### Exercise requirements
Copy every line of the listing that holds the string "Program".

### Data provided
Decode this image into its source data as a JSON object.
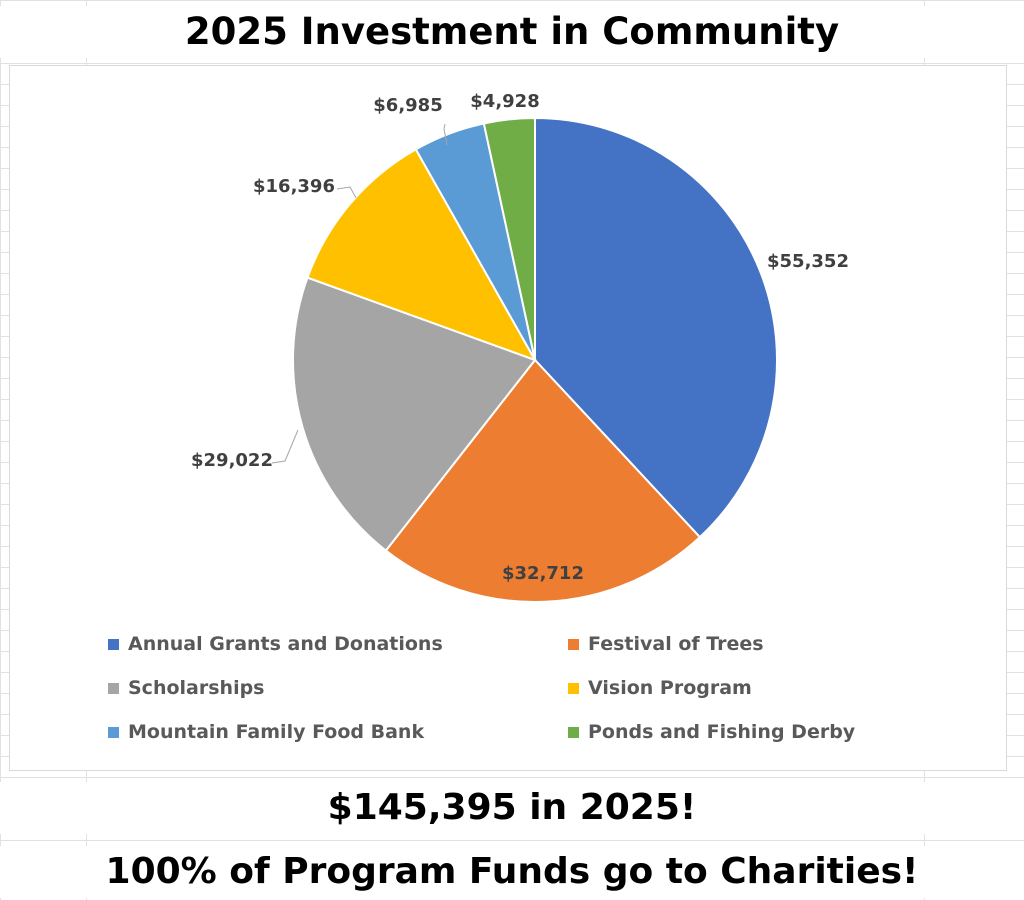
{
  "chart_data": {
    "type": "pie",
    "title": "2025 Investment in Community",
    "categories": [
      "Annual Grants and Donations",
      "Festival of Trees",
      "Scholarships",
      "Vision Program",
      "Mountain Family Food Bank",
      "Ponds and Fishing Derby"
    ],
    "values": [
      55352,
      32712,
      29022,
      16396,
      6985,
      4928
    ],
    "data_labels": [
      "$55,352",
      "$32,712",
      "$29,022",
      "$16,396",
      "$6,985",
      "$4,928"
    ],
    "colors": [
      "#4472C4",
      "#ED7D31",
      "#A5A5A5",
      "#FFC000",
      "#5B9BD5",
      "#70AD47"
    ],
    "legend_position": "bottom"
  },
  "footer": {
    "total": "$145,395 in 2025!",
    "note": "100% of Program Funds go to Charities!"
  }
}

### Exercise answer
      "Vision Program",
    "note": "100% of Program Funds go to Charities!"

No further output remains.